- [Problem requirements]
All lines in the data bearing the string "Read" should be identified and copied.
--- begin Task inputs ---
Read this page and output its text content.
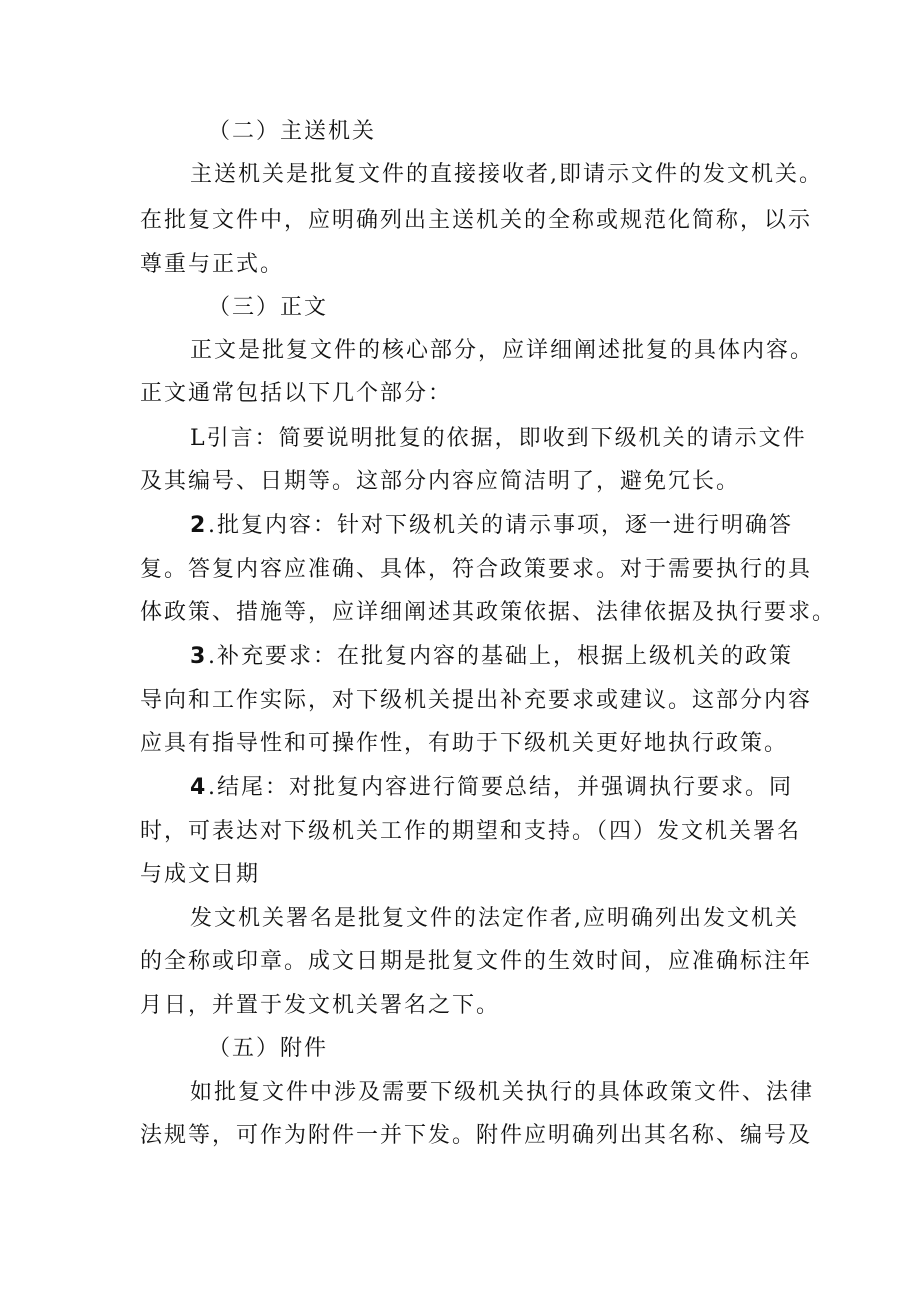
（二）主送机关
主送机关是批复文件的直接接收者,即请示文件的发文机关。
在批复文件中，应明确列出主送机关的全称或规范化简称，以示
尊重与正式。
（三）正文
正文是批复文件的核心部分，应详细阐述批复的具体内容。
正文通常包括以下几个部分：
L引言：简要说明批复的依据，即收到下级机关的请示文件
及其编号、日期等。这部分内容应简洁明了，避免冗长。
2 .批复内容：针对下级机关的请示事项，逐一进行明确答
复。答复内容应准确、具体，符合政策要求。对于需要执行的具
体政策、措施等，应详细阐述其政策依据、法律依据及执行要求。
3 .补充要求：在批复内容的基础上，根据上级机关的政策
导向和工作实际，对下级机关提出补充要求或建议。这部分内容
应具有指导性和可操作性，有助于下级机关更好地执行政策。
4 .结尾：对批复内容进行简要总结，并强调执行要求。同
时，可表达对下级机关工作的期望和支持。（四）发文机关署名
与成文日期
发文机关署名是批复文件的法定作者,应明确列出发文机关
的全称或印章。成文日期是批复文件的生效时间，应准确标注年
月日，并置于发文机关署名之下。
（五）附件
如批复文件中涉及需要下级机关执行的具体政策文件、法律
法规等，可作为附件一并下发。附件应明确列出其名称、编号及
--- end Task inputs ---
--- begin Task inputs ---
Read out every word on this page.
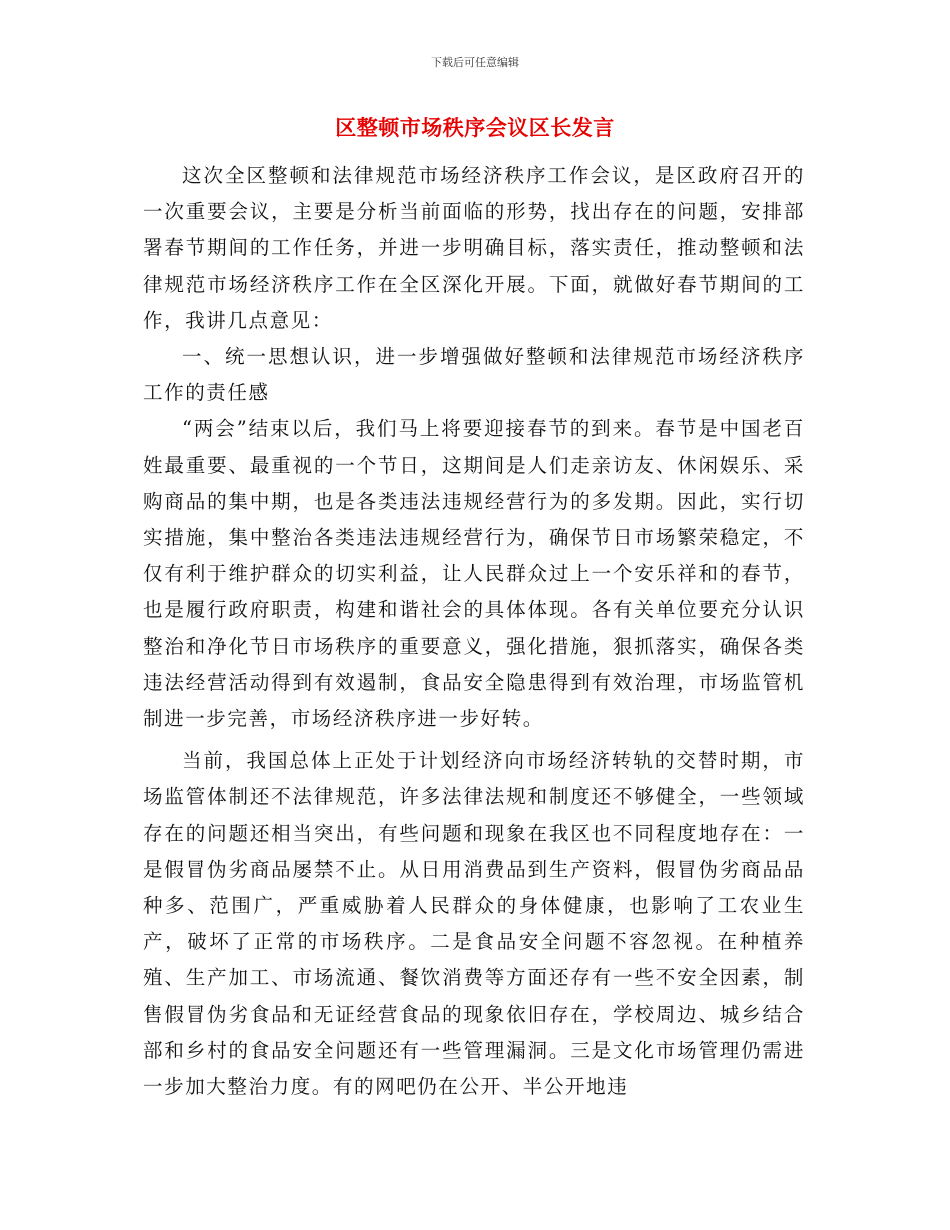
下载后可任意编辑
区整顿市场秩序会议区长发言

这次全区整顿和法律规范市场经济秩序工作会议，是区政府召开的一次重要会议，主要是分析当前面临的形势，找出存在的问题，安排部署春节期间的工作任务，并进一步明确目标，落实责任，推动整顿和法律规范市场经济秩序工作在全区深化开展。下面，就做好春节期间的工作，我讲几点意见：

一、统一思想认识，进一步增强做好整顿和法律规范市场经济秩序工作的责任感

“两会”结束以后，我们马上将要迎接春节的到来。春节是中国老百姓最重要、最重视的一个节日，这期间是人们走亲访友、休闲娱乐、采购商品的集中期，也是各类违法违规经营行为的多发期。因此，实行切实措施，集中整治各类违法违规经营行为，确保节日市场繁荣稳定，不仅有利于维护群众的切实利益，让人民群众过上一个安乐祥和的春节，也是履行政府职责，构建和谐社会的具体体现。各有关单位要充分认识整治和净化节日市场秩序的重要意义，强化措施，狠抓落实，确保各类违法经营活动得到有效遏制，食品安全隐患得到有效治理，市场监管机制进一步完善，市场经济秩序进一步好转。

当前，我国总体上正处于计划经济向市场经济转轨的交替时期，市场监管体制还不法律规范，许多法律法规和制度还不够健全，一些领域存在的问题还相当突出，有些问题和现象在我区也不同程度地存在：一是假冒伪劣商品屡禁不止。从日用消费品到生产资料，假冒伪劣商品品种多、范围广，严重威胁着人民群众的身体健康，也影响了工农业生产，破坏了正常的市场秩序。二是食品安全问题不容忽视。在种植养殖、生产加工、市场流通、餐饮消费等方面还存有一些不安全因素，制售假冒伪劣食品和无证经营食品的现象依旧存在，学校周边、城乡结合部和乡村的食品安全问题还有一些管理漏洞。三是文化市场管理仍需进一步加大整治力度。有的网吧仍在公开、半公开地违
--- end Task inputs ---
- [Problem solution]
Read this page and output its text content.
Read out every word on this page.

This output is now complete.